Prompt: Gather all lines with the word "document" in them.

Collected data entries:

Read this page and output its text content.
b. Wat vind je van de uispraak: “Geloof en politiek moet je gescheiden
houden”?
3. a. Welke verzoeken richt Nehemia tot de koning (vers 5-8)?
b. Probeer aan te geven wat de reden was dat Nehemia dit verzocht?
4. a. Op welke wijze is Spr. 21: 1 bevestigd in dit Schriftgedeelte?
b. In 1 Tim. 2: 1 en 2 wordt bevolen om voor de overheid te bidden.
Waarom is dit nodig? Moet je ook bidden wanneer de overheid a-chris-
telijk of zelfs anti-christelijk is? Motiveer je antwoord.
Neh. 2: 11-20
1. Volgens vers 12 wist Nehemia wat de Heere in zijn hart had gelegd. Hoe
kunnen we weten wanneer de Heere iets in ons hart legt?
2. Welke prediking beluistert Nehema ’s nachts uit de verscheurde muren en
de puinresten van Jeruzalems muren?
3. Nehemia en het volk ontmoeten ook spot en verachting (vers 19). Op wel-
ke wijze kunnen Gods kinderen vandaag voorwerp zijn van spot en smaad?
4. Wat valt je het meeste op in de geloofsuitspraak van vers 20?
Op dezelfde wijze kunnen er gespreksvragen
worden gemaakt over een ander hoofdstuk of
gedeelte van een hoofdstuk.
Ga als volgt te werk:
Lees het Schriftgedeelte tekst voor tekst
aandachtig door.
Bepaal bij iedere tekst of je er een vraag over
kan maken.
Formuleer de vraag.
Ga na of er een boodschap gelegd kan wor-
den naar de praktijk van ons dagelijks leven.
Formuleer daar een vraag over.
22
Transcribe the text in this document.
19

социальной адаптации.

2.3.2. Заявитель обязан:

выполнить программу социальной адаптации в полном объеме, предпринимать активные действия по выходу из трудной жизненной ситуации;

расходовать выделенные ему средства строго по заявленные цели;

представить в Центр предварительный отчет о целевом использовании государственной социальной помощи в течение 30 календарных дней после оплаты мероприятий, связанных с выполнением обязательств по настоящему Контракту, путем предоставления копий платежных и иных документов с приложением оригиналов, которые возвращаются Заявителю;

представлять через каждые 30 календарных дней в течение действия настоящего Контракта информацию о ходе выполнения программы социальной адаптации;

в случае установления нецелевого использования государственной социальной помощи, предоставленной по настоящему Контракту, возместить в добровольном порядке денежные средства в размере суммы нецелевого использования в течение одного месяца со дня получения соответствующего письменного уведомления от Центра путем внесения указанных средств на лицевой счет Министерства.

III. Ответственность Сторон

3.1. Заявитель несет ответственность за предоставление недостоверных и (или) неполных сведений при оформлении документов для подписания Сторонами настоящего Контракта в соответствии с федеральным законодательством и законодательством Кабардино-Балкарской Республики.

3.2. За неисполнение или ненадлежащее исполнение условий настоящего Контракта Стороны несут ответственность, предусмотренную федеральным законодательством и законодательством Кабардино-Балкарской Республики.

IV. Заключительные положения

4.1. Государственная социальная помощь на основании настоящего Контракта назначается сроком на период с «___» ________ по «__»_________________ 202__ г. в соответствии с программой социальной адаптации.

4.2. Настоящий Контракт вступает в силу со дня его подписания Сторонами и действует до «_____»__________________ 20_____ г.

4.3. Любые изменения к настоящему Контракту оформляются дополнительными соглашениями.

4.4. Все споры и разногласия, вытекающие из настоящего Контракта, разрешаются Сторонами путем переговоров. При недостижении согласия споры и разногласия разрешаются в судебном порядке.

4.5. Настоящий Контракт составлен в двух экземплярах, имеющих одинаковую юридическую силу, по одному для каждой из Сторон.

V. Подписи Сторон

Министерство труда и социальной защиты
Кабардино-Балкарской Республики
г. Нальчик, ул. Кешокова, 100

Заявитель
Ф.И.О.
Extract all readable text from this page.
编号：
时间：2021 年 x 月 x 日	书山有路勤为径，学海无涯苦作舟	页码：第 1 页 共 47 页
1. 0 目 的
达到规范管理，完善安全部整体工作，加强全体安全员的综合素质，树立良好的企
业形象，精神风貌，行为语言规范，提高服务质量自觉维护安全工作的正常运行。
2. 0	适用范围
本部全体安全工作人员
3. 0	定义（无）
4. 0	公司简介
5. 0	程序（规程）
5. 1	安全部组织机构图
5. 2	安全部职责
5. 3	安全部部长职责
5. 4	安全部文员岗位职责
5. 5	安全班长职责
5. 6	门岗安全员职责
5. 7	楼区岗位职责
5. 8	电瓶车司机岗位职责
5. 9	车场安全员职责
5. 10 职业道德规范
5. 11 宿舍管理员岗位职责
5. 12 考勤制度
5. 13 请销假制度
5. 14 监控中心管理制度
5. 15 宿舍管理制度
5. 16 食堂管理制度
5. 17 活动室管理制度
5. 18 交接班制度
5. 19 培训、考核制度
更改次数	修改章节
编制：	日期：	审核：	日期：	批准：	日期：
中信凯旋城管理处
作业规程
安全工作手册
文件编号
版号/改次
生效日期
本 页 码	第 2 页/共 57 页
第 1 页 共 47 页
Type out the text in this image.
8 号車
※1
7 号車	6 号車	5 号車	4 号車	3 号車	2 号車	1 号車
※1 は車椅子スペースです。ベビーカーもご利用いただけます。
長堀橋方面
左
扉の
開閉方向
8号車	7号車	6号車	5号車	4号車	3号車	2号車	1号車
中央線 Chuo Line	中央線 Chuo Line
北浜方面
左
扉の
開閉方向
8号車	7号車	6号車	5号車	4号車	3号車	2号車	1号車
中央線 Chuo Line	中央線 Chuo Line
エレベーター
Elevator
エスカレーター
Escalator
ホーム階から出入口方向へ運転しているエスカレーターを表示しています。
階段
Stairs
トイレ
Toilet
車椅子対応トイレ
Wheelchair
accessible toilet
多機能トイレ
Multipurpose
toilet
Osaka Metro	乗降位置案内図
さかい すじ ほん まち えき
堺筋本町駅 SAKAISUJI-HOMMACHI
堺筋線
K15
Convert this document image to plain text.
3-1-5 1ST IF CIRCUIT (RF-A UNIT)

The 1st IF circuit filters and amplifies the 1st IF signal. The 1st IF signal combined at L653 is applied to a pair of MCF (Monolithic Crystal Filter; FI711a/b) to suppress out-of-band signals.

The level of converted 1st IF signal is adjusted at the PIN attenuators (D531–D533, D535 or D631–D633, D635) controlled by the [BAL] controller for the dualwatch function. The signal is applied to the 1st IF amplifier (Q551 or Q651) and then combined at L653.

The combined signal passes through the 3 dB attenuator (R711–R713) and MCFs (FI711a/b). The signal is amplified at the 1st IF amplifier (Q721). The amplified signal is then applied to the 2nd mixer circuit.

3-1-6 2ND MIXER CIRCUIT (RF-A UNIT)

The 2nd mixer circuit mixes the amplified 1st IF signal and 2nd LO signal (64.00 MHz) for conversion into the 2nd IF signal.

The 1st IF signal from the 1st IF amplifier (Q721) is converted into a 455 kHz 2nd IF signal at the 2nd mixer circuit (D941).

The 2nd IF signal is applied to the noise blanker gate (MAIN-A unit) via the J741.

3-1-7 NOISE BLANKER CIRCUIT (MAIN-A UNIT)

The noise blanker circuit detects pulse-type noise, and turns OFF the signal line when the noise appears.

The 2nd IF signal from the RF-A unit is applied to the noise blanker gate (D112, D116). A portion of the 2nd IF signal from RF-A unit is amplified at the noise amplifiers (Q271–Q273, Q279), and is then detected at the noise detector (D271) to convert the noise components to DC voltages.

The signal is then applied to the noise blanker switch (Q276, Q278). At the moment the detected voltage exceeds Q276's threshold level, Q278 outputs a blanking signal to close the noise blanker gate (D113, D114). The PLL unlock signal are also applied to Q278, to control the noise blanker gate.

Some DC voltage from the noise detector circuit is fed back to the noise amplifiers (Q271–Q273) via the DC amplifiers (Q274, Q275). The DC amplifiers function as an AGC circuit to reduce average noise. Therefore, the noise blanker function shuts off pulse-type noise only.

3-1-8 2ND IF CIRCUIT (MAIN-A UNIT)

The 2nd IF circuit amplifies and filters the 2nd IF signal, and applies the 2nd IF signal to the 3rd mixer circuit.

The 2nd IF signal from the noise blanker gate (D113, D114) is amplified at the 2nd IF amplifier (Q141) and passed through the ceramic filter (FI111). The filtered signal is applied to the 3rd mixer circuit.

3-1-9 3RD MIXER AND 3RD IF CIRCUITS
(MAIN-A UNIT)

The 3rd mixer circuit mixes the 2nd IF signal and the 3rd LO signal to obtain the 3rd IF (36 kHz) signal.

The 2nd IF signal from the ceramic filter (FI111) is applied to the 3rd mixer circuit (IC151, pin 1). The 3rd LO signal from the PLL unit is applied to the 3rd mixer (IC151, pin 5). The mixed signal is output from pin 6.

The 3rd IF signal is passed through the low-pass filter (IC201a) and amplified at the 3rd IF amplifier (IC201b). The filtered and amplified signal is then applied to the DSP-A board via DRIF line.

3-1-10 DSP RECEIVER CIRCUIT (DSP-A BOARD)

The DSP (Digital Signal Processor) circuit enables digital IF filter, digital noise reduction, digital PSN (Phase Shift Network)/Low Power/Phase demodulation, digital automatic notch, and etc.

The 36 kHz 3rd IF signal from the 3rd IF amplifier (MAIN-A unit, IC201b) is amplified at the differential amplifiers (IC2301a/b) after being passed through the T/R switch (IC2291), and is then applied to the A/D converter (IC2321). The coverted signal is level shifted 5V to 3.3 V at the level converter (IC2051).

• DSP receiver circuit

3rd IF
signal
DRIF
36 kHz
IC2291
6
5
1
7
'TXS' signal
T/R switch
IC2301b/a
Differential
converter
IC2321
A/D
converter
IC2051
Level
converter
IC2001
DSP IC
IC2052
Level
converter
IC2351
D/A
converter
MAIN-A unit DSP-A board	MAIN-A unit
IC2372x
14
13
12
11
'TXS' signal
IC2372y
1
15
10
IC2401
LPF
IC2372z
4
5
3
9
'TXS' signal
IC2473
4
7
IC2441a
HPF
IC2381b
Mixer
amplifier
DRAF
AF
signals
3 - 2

Problem solution:
Transcribe the text in this document.
Convert this document image to plain text.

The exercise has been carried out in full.